### EXERCISE DIRECTIONS
Pull every line that holds the word "text" from the entries.

### SUPPLIED RECORDS
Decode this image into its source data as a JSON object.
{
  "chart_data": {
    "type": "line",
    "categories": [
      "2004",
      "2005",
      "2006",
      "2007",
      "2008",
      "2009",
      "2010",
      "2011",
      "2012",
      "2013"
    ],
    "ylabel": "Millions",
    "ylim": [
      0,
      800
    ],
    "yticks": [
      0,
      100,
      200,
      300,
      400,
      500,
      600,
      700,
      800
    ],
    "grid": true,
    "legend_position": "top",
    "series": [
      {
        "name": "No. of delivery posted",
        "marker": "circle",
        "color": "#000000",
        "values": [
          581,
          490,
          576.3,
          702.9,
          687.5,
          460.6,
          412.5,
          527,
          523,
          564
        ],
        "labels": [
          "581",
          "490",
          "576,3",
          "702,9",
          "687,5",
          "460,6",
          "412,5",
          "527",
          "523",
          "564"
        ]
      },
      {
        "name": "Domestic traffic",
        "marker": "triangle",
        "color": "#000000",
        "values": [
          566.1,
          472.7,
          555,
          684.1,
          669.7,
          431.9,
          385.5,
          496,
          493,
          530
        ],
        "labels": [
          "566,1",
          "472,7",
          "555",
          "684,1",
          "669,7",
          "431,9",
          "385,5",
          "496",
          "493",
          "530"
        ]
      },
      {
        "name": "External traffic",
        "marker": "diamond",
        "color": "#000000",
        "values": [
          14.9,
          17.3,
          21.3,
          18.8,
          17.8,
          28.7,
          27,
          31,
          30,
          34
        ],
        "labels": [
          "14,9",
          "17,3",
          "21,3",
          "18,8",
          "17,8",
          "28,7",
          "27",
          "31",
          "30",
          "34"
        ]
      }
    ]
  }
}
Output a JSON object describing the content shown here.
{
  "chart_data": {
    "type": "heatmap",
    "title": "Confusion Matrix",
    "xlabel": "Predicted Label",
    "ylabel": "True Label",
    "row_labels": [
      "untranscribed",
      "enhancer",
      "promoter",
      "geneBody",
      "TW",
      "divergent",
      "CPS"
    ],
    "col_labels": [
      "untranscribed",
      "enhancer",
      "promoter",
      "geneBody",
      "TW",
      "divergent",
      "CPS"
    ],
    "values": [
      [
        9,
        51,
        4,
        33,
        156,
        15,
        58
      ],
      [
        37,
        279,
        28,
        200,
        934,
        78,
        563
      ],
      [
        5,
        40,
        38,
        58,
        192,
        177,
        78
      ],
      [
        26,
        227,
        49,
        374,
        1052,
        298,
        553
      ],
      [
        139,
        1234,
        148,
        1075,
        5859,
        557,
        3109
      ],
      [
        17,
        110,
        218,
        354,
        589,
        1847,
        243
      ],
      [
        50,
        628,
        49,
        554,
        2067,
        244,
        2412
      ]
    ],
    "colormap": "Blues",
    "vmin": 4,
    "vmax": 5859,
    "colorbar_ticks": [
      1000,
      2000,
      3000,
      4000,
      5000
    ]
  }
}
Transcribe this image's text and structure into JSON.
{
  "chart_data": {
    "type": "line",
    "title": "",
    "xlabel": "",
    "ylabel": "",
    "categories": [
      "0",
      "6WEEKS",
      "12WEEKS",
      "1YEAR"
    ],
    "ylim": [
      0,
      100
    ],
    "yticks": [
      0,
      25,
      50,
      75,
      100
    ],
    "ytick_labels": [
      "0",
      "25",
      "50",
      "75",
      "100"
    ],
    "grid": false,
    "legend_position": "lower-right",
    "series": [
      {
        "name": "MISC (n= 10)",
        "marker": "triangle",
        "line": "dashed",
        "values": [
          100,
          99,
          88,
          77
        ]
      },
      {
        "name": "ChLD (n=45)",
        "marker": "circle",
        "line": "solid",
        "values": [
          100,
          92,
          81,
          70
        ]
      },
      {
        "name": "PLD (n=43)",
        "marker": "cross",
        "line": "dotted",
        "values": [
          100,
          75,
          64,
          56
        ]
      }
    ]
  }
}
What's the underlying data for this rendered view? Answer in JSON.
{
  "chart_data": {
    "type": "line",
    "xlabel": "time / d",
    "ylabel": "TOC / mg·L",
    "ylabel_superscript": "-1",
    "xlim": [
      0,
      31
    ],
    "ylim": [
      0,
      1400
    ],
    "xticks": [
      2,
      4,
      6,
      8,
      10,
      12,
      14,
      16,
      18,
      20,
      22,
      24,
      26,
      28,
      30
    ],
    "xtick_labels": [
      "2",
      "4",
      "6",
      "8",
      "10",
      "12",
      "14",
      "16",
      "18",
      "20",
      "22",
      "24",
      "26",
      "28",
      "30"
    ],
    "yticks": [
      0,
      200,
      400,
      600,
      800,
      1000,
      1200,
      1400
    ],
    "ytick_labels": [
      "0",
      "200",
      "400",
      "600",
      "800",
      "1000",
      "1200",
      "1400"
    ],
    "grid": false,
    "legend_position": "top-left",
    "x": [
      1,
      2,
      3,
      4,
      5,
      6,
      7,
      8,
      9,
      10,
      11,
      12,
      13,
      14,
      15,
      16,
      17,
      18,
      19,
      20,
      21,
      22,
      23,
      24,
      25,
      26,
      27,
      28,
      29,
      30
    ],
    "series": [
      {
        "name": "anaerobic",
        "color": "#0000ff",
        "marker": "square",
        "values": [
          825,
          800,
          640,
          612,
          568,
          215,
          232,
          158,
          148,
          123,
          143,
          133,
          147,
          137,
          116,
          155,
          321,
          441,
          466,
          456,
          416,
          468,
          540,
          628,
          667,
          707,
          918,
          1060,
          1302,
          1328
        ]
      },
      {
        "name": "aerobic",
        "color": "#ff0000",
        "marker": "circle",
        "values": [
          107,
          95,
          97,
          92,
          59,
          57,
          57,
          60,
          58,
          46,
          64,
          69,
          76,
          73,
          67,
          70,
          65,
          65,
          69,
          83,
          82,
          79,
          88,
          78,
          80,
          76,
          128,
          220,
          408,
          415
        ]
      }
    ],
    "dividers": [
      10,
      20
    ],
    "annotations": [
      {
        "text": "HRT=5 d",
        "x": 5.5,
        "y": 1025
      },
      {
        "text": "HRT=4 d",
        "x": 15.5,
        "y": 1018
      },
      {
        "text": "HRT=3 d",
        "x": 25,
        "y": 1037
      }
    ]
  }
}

* * *

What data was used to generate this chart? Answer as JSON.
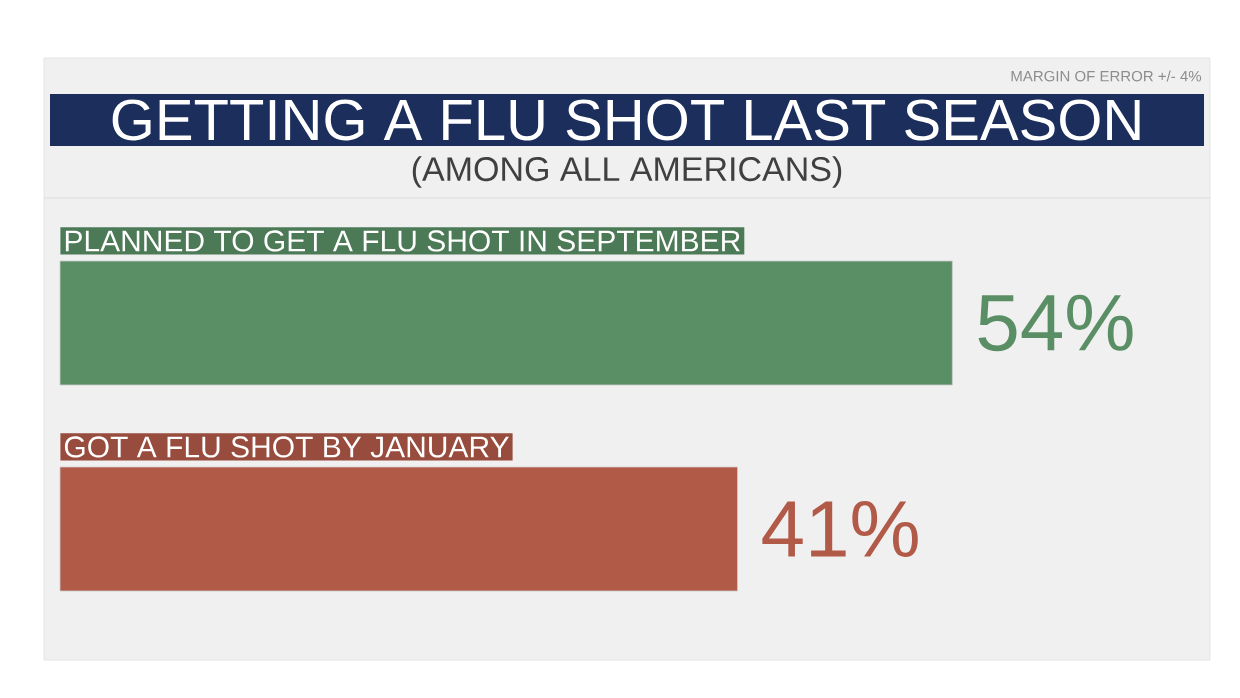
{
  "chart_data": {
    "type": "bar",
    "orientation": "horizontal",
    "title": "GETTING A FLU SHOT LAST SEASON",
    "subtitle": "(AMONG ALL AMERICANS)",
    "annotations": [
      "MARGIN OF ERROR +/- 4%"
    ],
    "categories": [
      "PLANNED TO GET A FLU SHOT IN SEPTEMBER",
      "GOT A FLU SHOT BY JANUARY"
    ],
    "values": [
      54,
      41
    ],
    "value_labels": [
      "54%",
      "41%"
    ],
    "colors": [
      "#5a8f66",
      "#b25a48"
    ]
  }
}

---

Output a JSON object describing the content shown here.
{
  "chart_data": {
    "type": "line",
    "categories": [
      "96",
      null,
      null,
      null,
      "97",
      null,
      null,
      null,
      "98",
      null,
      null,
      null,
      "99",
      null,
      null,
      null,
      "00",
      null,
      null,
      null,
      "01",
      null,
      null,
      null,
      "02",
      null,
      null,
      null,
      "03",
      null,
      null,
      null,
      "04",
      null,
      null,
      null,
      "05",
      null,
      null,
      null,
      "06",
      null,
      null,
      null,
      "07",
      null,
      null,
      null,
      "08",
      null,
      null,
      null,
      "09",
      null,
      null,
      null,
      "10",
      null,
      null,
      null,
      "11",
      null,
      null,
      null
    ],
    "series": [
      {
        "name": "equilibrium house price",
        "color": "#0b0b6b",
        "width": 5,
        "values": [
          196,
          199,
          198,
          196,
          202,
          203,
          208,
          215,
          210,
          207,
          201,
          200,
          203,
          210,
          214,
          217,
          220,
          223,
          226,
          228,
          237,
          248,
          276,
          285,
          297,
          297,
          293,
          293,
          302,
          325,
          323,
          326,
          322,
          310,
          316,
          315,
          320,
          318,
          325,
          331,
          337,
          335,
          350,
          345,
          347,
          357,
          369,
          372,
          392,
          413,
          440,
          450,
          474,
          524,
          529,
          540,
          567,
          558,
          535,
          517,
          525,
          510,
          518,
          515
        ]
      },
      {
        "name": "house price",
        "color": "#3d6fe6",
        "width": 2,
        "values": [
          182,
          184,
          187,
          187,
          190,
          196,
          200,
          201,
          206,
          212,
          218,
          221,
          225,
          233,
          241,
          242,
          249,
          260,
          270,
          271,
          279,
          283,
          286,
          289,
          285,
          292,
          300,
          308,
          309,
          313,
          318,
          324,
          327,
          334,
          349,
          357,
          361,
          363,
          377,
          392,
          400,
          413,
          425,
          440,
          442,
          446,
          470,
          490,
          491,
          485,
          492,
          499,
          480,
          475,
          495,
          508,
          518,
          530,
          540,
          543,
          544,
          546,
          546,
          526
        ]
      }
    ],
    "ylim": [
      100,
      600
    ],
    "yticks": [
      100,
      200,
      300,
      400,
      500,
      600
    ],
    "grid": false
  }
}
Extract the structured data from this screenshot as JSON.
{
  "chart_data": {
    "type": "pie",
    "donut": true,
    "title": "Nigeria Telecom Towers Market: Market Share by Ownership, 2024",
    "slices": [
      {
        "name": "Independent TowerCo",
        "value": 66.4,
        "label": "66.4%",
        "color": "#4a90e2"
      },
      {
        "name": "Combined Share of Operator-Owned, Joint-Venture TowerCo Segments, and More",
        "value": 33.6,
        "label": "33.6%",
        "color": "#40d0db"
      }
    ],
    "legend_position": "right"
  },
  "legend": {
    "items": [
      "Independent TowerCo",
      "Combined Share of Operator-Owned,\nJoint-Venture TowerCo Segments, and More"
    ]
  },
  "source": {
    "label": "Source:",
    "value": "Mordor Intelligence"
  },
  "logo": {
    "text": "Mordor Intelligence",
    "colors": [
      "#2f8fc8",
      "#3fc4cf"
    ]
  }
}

### EXERCISE ANSWER
Transcribe this image's text and structure into JSON.
        "text": "HRT=5 d",
        "text": "HRT=4 d",
        "text": "HRT=3 d",
    "text": "Mordor Intelligence",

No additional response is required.